» Data excerpts:

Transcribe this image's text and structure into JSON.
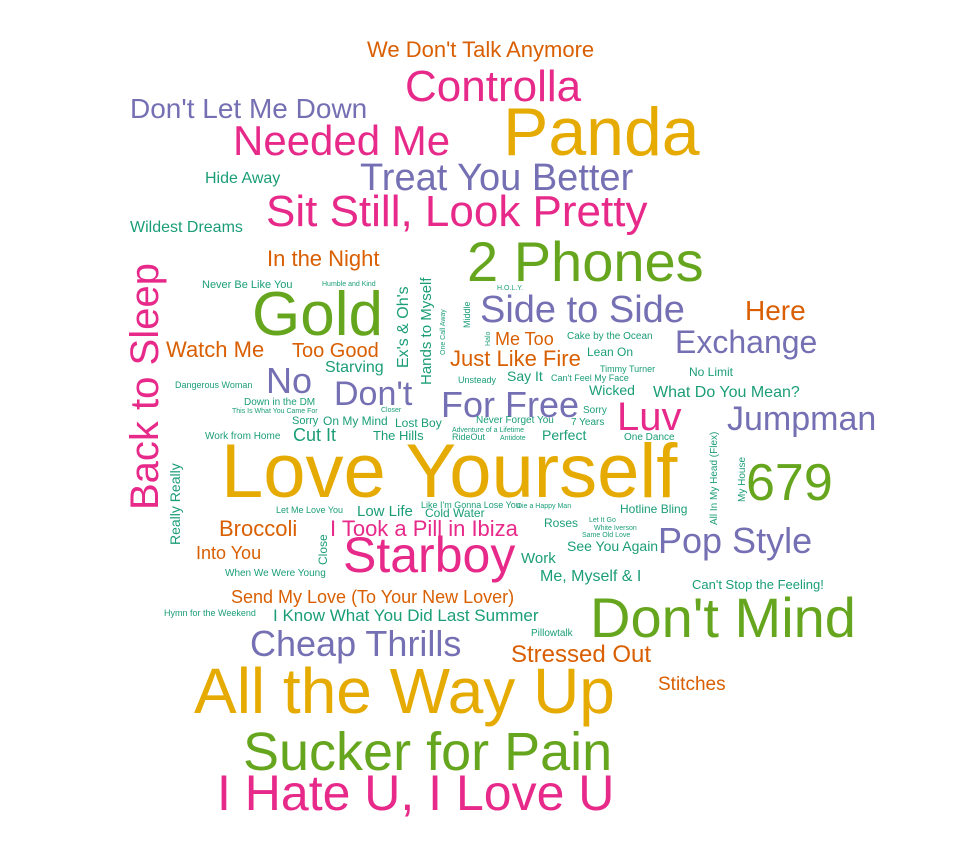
{
  "colors": {
    "orange": "#d95f02",
    "slate": "#7570b3",
    "pink": "#e7298a",
    "green": "#66a61e",
    "gold": "#e6ab02",
    "teal": "#1b9e77"
  },
  "words": [
    {
      "text": "We Don't Talk Anymore",
      "color": "orange"
    },
    {
      "text": "Controlla",
      "color": "pink"
    },
    {
      "text": "Don't Let Me Down",
      "color": "slate"
    },
    {
      "text": "Needed Me",
      "color": "pink"
    },
    {
      "text": "Panda",
      "color": "gold"
    },
    {
      "text": "Hide Away",
      "color": "teal"
    },
    {
      "text": "Treat You Better",
      "color": "slate"
    },
    {
      "text": "Wildest Dreams",
      "color": "teal"
    },
    {
      "text": "Sit Still, Look Pretty",
      "color": "pink"
    },
    {
      "text": "In the Night",
      "color": "orange"
    },
    {
      "text": "2 Phones",
      "color": "green"
    },
    {
      "text": "Back to Sleep",
      "color": "pink"
    },
    {
      "text": "Never Be Like You",
      "color": "teal"
    },
    {
      "text": "Humble and Kind",
      "color": "teal"
    },
    {
      "text": "H.O.L.Y.",
      "color": "teal"
    },
    {
      "text": "Gold",
      "color": "green"
    },
    {
      "text": "Ex's & Oh's",
      "color": "teal"
    },
    {
      "text": "Hands to Myself",
      "color": "teal"
    },
    {
      "text": "One Call Away",
      "color": "teal"
    },
    {
      "text": "Middle",
      "color": "teal"
    },
    {
      "text": "Side to Side",
      "color": "slate"
    },
    {
      "text": "Here",
      "color": "orange"
    },
    {
      "text": "Halo",
      "color": "teal"
    },
    {
      "text": "Me Too",
      "color": "orange"
    },
    {
      "text": "Cake by the Ocean",
      "color": "teal"
    },
    {
      "text": "Exchange",
      "color": "slate"
    },
    {
      "text": "Watch Me",
      "color": "orange"
    },
    {
      "text": "Too Good",
      "color": "orange"
    },
    {
      "text": "Starving",
      "color": "teal"
    },
    {
      "text": "Just Like Fire",
      "color": "orange"
    },
    {
      "text": "Lean On",
      "color": "teal"
    },
    {
      "text": "Timmy Turner",
      "color": "teal"
    },
    {
      "text": "No Limit",
      "color": "teal"
    },
    {
      "text": "Dangerous Woman",
      "color": "teal"
    },
    {
      "text": "No",
      "color": "slate"
    },
    {
      "text": "Don't",
      "color": "slate"
    },
    {
      "text": "Unsteady",
      "color": "teal"
    },
    {
      "text": "Say It",
      "color": "teal"
    },
    {
      "text": "Can't Feel My Face",
      "color": "teal"
    },
    {
      "text": "Wicked",
      "color": "teal"
    },
    {
      "text": "What Do You Mean?",
      "color": "teal"
    },
    {
      "text": "Down in the DM",
      "color": "teal"
    },
    {
      "text": "For Free",
      "color": "slate"
    },
    {
      "text": "Sorry",
      "color": "teal"
    },
    {
      "text": "Luv",
      "color": "pink"
    },
    {
      "text": "Jumpman",
      "color": "slate"
    },
    {
      "text": "This Is What You Came For",
      "color": "teal"
    },
    {
      "text": "Closer",
      "color": "teal"
    },
    {
      "text": "Sorry",
      "color": "teal"
    },
    {
      "text": "On My Mind",
      "color": "teal"
    },
    {
      "text": "Lost Boy",
      "color": "teal"
    },
    {
      "text": "Never Forget You",
      "color": "teal"
    },
    {
      "text": "7 Years",
      "color": "teal"
    },
    {
      "text": "Adventure of a Lifetime",
      "color": "teal"
    },
    {
      "text": "Work from Home",
      "color": "teal"
    },
    {
      "text": "Cut It",
      "color": "teal"
    },
    {
      "text": "The Hills",
      "color": "teal"
    },
    {
      "text": "RideOut",
      "color": "teal"
    },
    {
      "text": "Antidote",
      "color": "teal"
    },
    {
      "text": "Perfect",
      "color": "teal"
    },
    {
      "text": "One Dance",
      "color": "teal"
    },
    {
      "text": "All In My Head (Flex)",
      "color": "teal"
    },
    {
      "text": "Really Really",
      "color": "teal"
    },
    {
      "text": "Love Yourself",
      "color": "gold"
    },
    {
      "text": "My House",
      "color": "teal"
    },
    {
      "text": "679",
      "color": "green"
    },
    {
      "text": "Let Me Love You",
      "color": "teal"
    },
    {
      "text": "Low Life",
      "color": "teal"
    },
    {
      "text": "Like I'm Gonna Lose You",
      "color": "teal"
    },
    {
      "text": "Die a Happy Man",
      "color": "teal"
    },
    {
      "text": "Hotline Bling",
      "color": "teal"
    },
    {
      "text": "Cold Water",
      "color": "teal"
    },
    {
      "text": "Broccoli",
      "color": "orange"
    },
    {
      "text": "I Took a Pill in Ibiza",
      "color": "pink"
    },
    {
      "text": "Roses",
      "color": "teal"
    },
    {
      "text": "Let It Go",
      "color": "teal"
    },
    {
      "text": "White Iverson",
      "color": "teal"
    },
    {
      "text": "Same Old Love",
      "color": "teal"
    },
    {
      "text": "Pop Style",
      "color": "slate"
    },
    {
      "text": "Close",
      "color": "teal"
    },
    {
      "text": "Into You",
      "color": "orange"
    },
    {
      "text": "Starboy",
      "color": "pink"
    },
    {
      "text": "Work",
      "color": "teal"
    },
    {
      "text": "See You Again",
      "color": "teal"
    },
    {
      "text": "When We Were Young",
      "color": "teal"
    },
    {
      "text": "Me, Myself & I",
      "color": "teal"
    },
    {
      "text": "Can't Stop the Feeling!",
      "color": "teal"
    },
    {
      "text": "Send My Love (To Your New Lover)",
      "color": "orange"
    },
    {
      "text": "Don't Mind",
      "color": "green"
    },
    {
      "text": "Hymn for the Weekend",
      "color": "teal"
    },
    {
      "text": "I Know What You Did Last Summer",
      "color": "teal"
    },
    {
      "text": "Pillowtalk",
      "color": "teal"
    },
    {
      "text": "Cheap Thrills",
      "color": "slate"
    },
    {
      "text": "Stressed Out",
      "color": "orange"
    },
    {
      "text": "All the Way Up",
      "color": "gold"
    },
    {
      "text": "Stitches",
      "color": "orange"
    },
    {
      "text": "Sucker for Pain",
      "color": "green"
    },
    {
      "text": "I Hate U, I Love U",
      "color": "pink"
    }
  ]
}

» Exercise: Reproduce the records above exactly, leaving out every picture they contain.

» Exercise response:
Transcribe this image's text and structure into JSON.
{
  "colors": {
    "orange": "#d95f02",
    "slate": "#7570b3",
    "pink": "#e7298a",
    "green": "#66a61e",
    "gold": "#e6ab02",
    "teal": "#1b9e77"
  },
  "words": [
    {
      "text": "We Don't Talk Anymore",
      "color": "orange"
    },
    {
      "text": "Controlla",
      "color": "pink"
    },
    {
      "text": "Don't Let Me Down",
      "color": "slate"
    },
    {
      "text": "Needed Me",
      "color": "pink"
    },
    {
      "text": "Panda",
      "color": "gold"
    },
    {
      "text": "Hide Away",
      "color": "teal"
    },
    {
      "text": "Treat You Better",
      "color": "slate"
    },
    {
      "text": "Wildest Dreams",
      "color": "teal"
    },
    {
      "text": "Sit Still, Look Pretty",
      "color": "pink"
    },
    {
      "text": "In the Night",
      "color": "orange"
    },
    {
      "text": "2 Phones",
      "color": "green"
    },
    {
      "text": "Back to Sleep",
      "color": "pink"
    },
    {
      "text": "Never Be Like You",
      "color": "teal"
    },
    {
      "text": "Humble and Kind",
      "color": "teal"
    },
    {
      "text": "H.O.L.Y.",
      "color": "teal"
    },
    {
      "text": "Gold",
      "color": "green"
    },
    {
      "text": "Ex's & Oh's",
      "color": "teal"
    },
    {
      "text": "Hands to Myself",
      "color": "teal"
    },
    {
      "text": "One Call Away",
      "color": "teal"
    },
    {
      "text": "Middle",
      "color": "teal"
    },
    {
      "text": "Side to Side",
      "color": "slate"
    },
    {
      "text": "Here",
      "color": "orange"
    },
    {
      "text": "Halo",
      "color": "teal"
    },
    {
      "text": "Me Too",
      "color": "orange"
    },
    {
      "text": "Cake by the Ocean",
      "color": "teal"
    },
    {
      "text": "Exchange",
      "color": "slate"
    },
    {
      "text": "Watch Me",
      "color": "orange"
    },
    {
      "text": "Too Good",
      "color": "orange"
    },
    {
      "text": "Starving",
      "color": "teal"
    },
    {
      "text": "Just Like Fire",
      "color": "orange"
    },
    {
      "text": "Lean On",
      "color": "teal"
    },
    {
      "text": "Timmy Turner",
      "color": "teal"
    },
    {
      "text": "No Limit",
      "color": "teal"
    },
    {
      "text": "Dangerous Woman",
      "color": "teal"
    },
    {
      "text": "No",
      "color": "slate"
    },
    {
      "text": "Don't",
      "color": "slate"
    },
    {
      "text": "Unsteady",
      "color": "teal"
    },
    {
      "text": "Say It",
      "color": "teal"
    },
    {
      "text": "Can't Feel My Face",
      "color": "teal"
    },
    {
      "text": "Wicked",
      "color": "teal"
    },
    {
      "text": "What Do You Mean?",
      "color": "teal"
    },
    {
      "text": "Down in the DM",
      "color": "teal"
    },
    {
      "text": "For Free",
      "color": "slate"
    },
    {
      "text": "Sorry",
      "color": "teal"
    },
    {
      "text": "Luv",
      "color": "pink"
    },
    {
      "text": "Jumpman",
      "color": "slate"
    },
    {
      "text": "This Is What You Came For",
      "color": "teal"
    },
    {
      "text": "Closer",
      "color": "teal"
    },
    {
      "text": "Sorry",
      "color": "teal"
    },
    {
      "text": "On My Mind",
      "color": "teal"
    },
    {
      "text": "Lost Boy",
      "color": "teal"
    },
    {
      "text": "Never Forget You",
      "color": "teal"
    },
    {
      "text": "7 Years",
      "color": "teal"
    },
    {
      "text": "Adventure of a Lifetime",
      "color": "teal"
    },
    {
      "text": "Work from Home",
      "color": "teal"
    },
    {
      "text": "Cut It",
      "color": "teal"
    },
    {
      "text": "The Hills",
      "color": "teal"
    },
    {
      "text": "RideOut",
      "color": "teal"
    },
    {
      "text": "Antidote",
      "color": "teal"
    },
    {
      "text": "Perfect",
      "color": "teal"
    },
    {
      "text": "One Dance",
      "color": "teal"
    },
    {
      "text": "All In My Head (Flex)",
      "color": "teal"
    },
    {
      "text": "Really Really",
      "color": "teal"
    },
    {
      "text": "Love Yourself",
      "color": "gold"
    },
    {
      "text": "My House",
      "color": "teal"
    },
    {
      "text": "679",
      "color": "green"
    },
    {
      "text": "Let Me Love You",
      "color": "teal"
    },
    {
      "text": "Low Life",
      "color": "teal"
    },
    {
      "text": "Like I'm Gonna Lose You",
      "color": "teal"
    },
    {
      "text": "Die a Happy Man",
      "color": "teal"
    },
    {
      "text": "Hotline Bling",
      "color": "teal"
    },
    {
      "text": "Cold Water",
      "color": "teal"
    },
    {
      "text": "Broccoli",
      "color": "orange"
    },
    {
      "text": "I Took a Pill in Ibiza",
      "color": "pink"
    },
    {
      "text": "Roses",
      "color": "teal"
    },
    {
      "text": "Let It Go",
      "color": "teal"
    },
    {
      "text": "White Iverson",
      "color": "teal"
    },
    {
      "text": "Same Old Love",
      "color": "teal"
    },
    {
      "text": "Pop Style",
      "color": "slate"
    },
    {
      "text": "Close",
      "color": "teal"
    },
    {
      "text": "Into You",
      "color": "orange"
    },
    {
      "text": "Starboy",
      "color": "pink"
    },
    {
      "text": "Work",
      "color": "teal"
    },
    {
      "text": "See You Again",
      "color": "teal"
    },
    {
      "text": "When We Were Young",
      "color": "teal"
    },
    {
      "text": "Me, Myself & I",
      "color": "teal"
    },
    {
      "text": "Can't Stop the Feeling!",
      "color": "teal"
    },
    {
      "text": "Send My Love (To Your New Lover)",
      "color": "orange"
    },
    {
      "text": "Don't Mind",
      "color": "green"
    },
    {
      "text": "Hymn for the Weekend",
      "color": "teal"
    },
    {
      "text": "I Know What You Did Last Summer",
      "color": "teal"
    },
    {
      "text": "Pillowtalk",
      "color": "teal"
    },
    {
      "text": "Cheap Thrills",
      "color": "slate"
    },
    {
      "text": "Stressed Out",
      "color": "orange"
    },
    {
      "text": "All the Way Up",
      "color": "gold"
    },
    {
      "text": "Stitches",
      "color": "orange"
    },
    {
      "text": "Sucker for Pain",
      "color": "green"
    },
    {
      "text": "I Hate U, I Love U",
      "color": "pink"
    }
  ]
}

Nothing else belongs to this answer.